__Directions__:
The answer is every line in the data below that contains the word "außerdem".
*** Opening of Information supplied ***
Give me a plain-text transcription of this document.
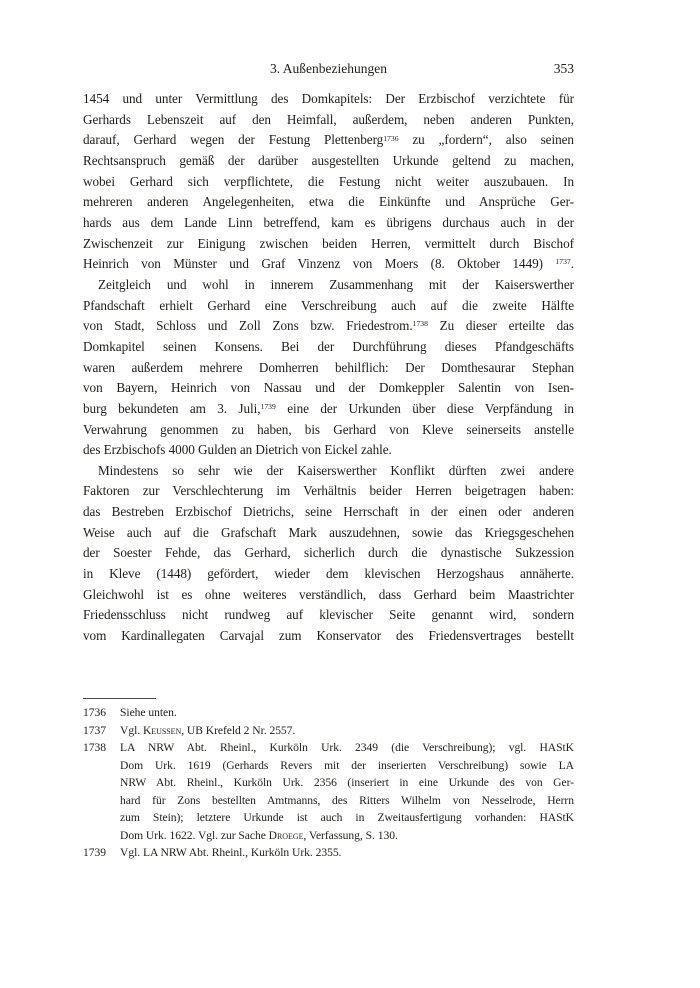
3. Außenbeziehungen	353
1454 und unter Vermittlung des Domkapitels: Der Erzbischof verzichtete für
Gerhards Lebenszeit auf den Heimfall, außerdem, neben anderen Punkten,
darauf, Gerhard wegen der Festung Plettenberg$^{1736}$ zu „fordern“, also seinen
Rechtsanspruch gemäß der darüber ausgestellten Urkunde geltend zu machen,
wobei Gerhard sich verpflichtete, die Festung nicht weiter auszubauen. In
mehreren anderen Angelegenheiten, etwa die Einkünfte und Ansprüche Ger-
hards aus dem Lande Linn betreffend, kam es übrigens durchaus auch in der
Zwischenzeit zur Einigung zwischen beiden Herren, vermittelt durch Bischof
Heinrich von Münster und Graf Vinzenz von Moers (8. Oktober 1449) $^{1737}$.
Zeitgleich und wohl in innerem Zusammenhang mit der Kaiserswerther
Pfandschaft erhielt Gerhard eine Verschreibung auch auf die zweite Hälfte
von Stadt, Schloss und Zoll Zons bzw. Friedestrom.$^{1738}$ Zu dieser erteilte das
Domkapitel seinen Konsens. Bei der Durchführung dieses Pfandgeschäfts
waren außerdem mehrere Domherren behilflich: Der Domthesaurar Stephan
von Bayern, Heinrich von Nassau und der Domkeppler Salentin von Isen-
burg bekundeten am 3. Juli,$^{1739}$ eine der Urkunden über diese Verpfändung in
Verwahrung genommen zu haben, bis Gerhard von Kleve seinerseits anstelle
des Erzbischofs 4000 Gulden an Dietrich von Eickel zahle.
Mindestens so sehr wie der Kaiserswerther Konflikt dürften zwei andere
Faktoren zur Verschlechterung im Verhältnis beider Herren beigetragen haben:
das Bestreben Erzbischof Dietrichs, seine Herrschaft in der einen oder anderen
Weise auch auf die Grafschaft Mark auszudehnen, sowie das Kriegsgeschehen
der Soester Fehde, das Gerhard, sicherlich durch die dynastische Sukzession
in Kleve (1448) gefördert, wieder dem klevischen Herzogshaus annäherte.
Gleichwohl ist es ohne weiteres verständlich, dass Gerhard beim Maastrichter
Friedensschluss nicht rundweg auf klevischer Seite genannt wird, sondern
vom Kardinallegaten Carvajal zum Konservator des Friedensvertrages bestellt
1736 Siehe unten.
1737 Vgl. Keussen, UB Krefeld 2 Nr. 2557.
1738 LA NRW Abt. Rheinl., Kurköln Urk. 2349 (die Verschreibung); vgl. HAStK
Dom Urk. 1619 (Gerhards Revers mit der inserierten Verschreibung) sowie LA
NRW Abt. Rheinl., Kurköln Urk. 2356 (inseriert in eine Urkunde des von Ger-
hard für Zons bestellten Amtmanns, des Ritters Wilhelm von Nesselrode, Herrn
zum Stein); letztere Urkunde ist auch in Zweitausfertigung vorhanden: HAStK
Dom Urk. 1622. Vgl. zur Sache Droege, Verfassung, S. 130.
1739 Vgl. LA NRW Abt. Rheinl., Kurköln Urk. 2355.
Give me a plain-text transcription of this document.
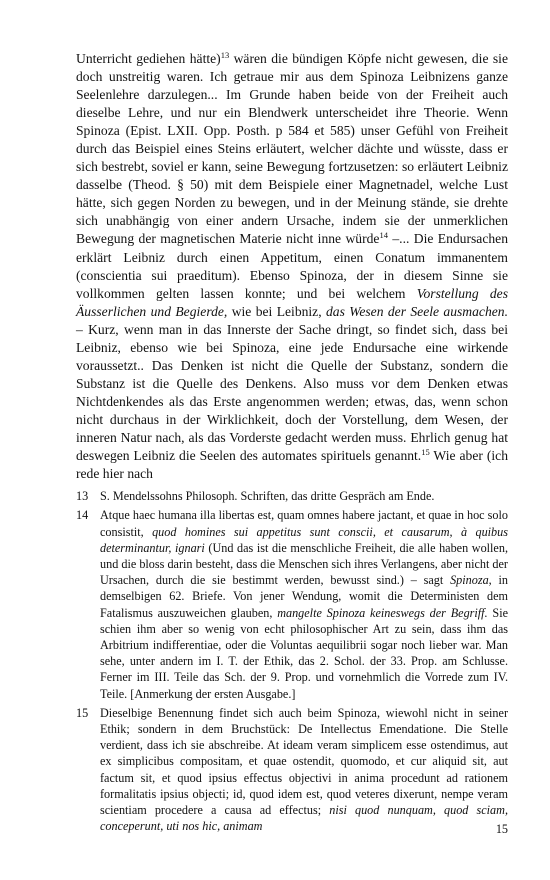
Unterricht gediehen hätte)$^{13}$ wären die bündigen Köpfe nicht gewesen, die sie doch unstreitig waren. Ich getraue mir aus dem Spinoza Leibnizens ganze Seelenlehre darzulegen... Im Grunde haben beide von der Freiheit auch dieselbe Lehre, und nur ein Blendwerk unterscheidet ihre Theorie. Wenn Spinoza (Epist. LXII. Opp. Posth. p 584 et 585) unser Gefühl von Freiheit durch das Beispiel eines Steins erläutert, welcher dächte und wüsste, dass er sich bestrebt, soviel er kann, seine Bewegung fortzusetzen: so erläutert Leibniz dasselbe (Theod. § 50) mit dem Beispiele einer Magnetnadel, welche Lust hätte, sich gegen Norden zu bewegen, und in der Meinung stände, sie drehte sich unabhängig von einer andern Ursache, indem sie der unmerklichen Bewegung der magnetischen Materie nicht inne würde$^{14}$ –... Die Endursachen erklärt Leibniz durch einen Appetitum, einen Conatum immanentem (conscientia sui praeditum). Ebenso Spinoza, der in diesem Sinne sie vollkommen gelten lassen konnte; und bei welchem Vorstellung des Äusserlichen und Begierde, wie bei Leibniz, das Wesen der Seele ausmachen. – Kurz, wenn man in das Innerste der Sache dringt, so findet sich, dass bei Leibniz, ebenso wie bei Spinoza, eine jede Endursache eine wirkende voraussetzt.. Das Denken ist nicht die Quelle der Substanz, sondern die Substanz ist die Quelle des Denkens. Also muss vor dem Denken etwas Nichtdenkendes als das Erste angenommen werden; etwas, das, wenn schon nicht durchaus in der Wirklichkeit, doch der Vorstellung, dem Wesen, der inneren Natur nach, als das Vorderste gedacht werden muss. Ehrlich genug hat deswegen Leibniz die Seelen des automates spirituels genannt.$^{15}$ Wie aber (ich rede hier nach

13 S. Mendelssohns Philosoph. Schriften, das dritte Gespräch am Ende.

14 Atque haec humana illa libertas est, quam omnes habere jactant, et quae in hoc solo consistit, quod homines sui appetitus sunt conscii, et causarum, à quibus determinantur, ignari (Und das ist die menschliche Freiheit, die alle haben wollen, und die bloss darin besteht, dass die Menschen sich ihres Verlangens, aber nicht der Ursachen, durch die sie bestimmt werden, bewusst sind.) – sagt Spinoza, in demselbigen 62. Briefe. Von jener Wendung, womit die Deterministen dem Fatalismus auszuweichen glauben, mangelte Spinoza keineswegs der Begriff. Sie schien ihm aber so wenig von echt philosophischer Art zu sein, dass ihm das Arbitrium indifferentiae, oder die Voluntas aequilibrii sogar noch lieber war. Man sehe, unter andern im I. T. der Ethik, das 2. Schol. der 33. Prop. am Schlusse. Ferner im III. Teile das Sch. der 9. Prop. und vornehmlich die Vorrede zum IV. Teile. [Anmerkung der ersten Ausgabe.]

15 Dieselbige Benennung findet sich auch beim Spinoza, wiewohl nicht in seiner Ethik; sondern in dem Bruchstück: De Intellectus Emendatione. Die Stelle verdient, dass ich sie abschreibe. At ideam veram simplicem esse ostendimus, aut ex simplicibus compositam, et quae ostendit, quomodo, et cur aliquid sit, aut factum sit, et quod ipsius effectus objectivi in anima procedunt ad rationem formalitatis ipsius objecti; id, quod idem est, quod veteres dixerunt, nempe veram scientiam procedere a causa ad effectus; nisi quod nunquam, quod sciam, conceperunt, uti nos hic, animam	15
*** Close of Information supplied ***
__Exercise solution__:
Gerhards Lebenszeit auf den Heimfall, außerdem, neben anderen Punkten,
waren außerdem mehrere Domherren behilflich: Der Domthesaurar Stephan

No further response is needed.